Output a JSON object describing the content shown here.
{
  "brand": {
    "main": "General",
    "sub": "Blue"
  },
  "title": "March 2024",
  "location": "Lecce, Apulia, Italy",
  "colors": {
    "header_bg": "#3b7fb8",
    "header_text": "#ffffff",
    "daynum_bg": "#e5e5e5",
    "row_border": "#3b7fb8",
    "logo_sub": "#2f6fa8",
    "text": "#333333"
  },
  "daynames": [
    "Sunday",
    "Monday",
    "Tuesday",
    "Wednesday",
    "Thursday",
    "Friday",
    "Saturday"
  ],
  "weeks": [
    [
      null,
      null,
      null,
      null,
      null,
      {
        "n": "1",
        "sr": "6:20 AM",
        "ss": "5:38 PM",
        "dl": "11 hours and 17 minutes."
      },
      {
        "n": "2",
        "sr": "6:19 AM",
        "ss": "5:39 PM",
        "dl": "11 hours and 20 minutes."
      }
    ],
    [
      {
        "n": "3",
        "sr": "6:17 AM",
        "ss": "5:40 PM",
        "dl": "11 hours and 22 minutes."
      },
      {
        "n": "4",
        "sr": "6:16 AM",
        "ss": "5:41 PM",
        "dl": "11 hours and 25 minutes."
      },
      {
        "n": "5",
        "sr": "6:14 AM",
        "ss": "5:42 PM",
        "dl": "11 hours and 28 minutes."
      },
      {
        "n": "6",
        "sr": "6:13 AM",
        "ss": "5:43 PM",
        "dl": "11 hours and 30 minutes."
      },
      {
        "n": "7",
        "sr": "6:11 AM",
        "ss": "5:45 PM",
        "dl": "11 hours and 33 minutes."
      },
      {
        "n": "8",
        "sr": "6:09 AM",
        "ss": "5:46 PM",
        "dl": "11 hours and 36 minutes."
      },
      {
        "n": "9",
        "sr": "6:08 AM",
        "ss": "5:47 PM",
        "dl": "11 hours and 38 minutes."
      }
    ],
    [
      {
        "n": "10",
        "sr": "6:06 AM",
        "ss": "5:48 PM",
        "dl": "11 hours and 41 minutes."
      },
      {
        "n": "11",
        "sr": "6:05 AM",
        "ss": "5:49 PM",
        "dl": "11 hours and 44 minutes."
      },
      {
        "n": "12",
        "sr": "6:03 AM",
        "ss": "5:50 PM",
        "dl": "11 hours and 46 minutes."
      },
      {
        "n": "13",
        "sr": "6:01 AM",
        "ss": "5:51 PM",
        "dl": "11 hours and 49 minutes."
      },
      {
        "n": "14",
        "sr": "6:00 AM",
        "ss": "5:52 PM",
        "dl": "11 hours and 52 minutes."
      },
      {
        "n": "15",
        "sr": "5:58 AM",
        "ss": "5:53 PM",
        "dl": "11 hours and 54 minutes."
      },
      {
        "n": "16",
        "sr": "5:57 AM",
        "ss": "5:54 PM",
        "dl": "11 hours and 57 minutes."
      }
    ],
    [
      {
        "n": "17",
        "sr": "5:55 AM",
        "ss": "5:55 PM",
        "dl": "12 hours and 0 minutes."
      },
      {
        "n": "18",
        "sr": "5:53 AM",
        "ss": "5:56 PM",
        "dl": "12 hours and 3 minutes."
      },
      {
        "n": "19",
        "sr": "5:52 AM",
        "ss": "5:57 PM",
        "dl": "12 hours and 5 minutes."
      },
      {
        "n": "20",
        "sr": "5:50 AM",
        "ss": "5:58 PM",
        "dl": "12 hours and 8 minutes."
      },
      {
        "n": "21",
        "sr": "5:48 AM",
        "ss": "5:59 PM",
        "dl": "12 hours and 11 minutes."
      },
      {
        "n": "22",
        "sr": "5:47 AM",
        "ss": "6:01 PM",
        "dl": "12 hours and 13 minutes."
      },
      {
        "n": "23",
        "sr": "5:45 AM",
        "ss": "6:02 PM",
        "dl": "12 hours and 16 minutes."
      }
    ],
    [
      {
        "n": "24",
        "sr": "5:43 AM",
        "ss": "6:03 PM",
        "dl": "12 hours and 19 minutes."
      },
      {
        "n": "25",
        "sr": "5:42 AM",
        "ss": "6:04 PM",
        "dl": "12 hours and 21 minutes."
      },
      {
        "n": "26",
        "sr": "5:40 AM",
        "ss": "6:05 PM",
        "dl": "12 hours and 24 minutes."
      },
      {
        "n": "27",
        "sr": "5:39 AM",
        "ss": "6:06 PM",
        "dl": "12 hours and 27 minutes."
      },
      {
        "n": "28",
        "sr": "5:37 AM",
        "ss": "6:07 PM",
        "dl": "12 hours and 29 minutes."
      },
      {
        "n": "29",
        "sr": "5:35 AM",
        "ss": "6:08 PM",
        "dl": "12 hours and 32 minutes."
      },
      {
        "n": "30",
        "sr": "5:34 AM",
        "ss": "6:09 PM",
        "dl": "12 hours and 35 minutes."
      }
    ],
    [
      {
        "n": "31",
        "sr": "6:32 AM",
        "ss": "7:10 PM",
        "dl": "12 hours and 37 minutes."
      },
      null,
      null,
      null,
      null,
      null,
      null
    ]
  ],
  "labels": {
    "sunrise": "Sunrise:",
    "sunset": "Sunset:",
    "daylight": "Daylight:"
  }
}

========

» **To be done**: Quote all the records. Keep every word exact.

» **The solution**:
Output a JSON object describing the content shown here.
{
  "brand": {
    "main": "General",
    "sub": "Blue"
  },
  "title": "March 2024",
  "location": "Lecce, Apulia, Italy",
  "colors": {
    "header_bg": "#3b7fb8",
    "header_text": "#ffffff",
    "daynum_bg": "#e5e5e5",
    "row_border": "#3b7fb8",
    "logo_sub": "#2f6fa8",
    "text": "#333333"
  },
  "daynames": [
    "Sunday",
    "Monday",
    "Tuesday",
    "Wednesday",
    "Thursday",
    "Friday",
    "Saturday"
  ],
  "weeks": [
    [
      null,
      null,
      null,
      null,
      null,
      {
        "n": "1",
        "sr": "6:20 AM",
        "ss": "5:38 PM",
        "dl": "11 hours and 17 minutes."
      },
      {
        "n": "2",
        "sr": "6:19 AM",
        "ss": "5:39 PM",
        "dl": "11 hours and 20 minutes."
      }
    ],
    [
      {
        "n": "3",
        "sr": "6:17 AM",
        "ss": "5:40 PM",
        "dl": "11 hours and 22 minutes."
      },
      {
        "n": "4",
        "sr": "6:16 AM",
        "ss": "5:41 PM",
        "dl": "11 hours and 25 minutes."
      },
      {
        "n": "5",
        "sr": "6:14 AM",
        "ss": "5:42 PM",
        "dl": "11 hours and 28 minutes."
      },
      {
        "n": "6",
        "sr": "6:13 AM",
        "ss": "5:43 PM",
        "dl": "11 hours and 30 minutes."
      },
      {
        "n": "7",
        "sr": "6:11 AM",
        "ss": "5:45 PM",
        "dl": "11 hours and 33 minutes."
      },
      {
        "n": "8",
        "sr": "6:09 AM",
        "ss": "5:46 PM",
        "dl": "11 hours and 36 minutes."
      },
      {
        "n": "9",
        "sr": "6:08 AM",
        "ss": "5:47 PM",
        "dl": "11 hours and 38 minutes."
      }
    ],
    [
      {
        "n": "10",
        "sr": "6:06 AM",
        "ss": "5:48 PM",
        "dl": "11 hours and 41 minutes."
      },
      {
        "n": "11",
        "sr": "6:05 AM",
        "ss": "5:49 PM",
        "dl": "11 hours and 44 minutes."
      },
      {
        "n": "12",
        "sr": "6:03 AM",
        "ss": "5:50 PM",
        "dl": "11 hours and 46 minutes."
      },
      {
        "n": "13",
        "sr": "6:01 AM",
        "ss": "5:51 PM",
        "dl": "11 hours and 49 minutes."
      },
      {
        "n": "14",
        "sr": "6:00 AM",
        "ss": "5:52 PM",
        "dl": "11 hours and 52 minutes."
      },
      {
        "n": "15",
        "sr": "5:58 AM",
        "ss": "5:53 PM",
        "dl": "11 hours and 54 minutes."
      },
      {
        "n": "16",
        "sr": "5:57 AM",
        "ss": "5:54 PM",
        "dl": "11 hours and 57 minutes."
      }
    ],
    [
      {
        "n": "17",
        "sr": "5:55 AM",
        "ss": "5:55 PM",
        "dl": "12 hours and 0 minutes."
      },
      {
        "n": "18",
        "sr": "5:53 AM",
        "ss": "5:56 PM",
        "dl": "12 hours and 3 minutes."
      },
      {
        "n": "19",
        "sr": "5:52 AM",
        "ss": "5:57 PM",
        "dl": "12 hours and 5 minutes."
      },
      {
        "n": "20",
        "sr": "5:50 AM",
        "ss": "5:58 PM",
        "dl": "12 hours and 8 minutes."
      },
      {
        "n": "21",
        "sr": "5:48 AM",
        "ss": "5:59 PM",
        "dl": "12 hours and 11 minutes."
      },
      {
        "n": "22",
        "sr": "5:47 AM",
        "ss": "6:01 PM",
        "dl": "12 hours and 13 minutes."
      },
      {
        "n": "23",
        "sr": "5:45 AM",
        "ss": "6:02 PM",
        "dl": "12 hours and 16 minutes."
      }
    ],
    [
      {
        "n": "24",
        "sr": "5:43 AM",
        "ss": "6:03 PM",
        "dl": "12 hours and 19 minutes."
      },
      {
        "n": "25",
        "sr": "5:42 AM",
        "ss": "6:04 PM",
        "dl": "12 hours and 21 minutes."
      },
      {
        "n": "26",
        "sr": "5:40 AM",
        "ss": "6:05 PM",
        "dl": "12 hours and 24 minutes."
      },
      {
        "n": "27",
        "sr": "5:39 AM",
        "ss": "6:06 PM",
        "dl": "12 hours and 27 minutes."
      },
      {
        "n": "28",
        "sr": "5:37 AM",
        "ss": "6:07 PM",
        "dl": "12 hours and 29 minutes."
      },
      {
        "n": "29",
        "sr": "5:35 AM",
        "ss": "6:08 PM",
        "dl": "12 hours and 32 minutes."
      },
      {
        "n": "30",
        "sr": "5:34 AM",
        "ss": "6:09 PM",
        "dl": "12 hours and 35 minutes."
      }
    ],
    [
      {
        "n": "31",
        "sr": "6:32 AM",
        "ss": "7:10 PM",
        "dl": "12 hours and 37 minutes."
      },
      null,
      null,
      null,
      null,
      null,
      null
    ]
  ],
  "labels": {
    "sunrise": "Sunrise:",
    "sunset": "Sunset:",
    "daylight": "Daylight:"
  }
}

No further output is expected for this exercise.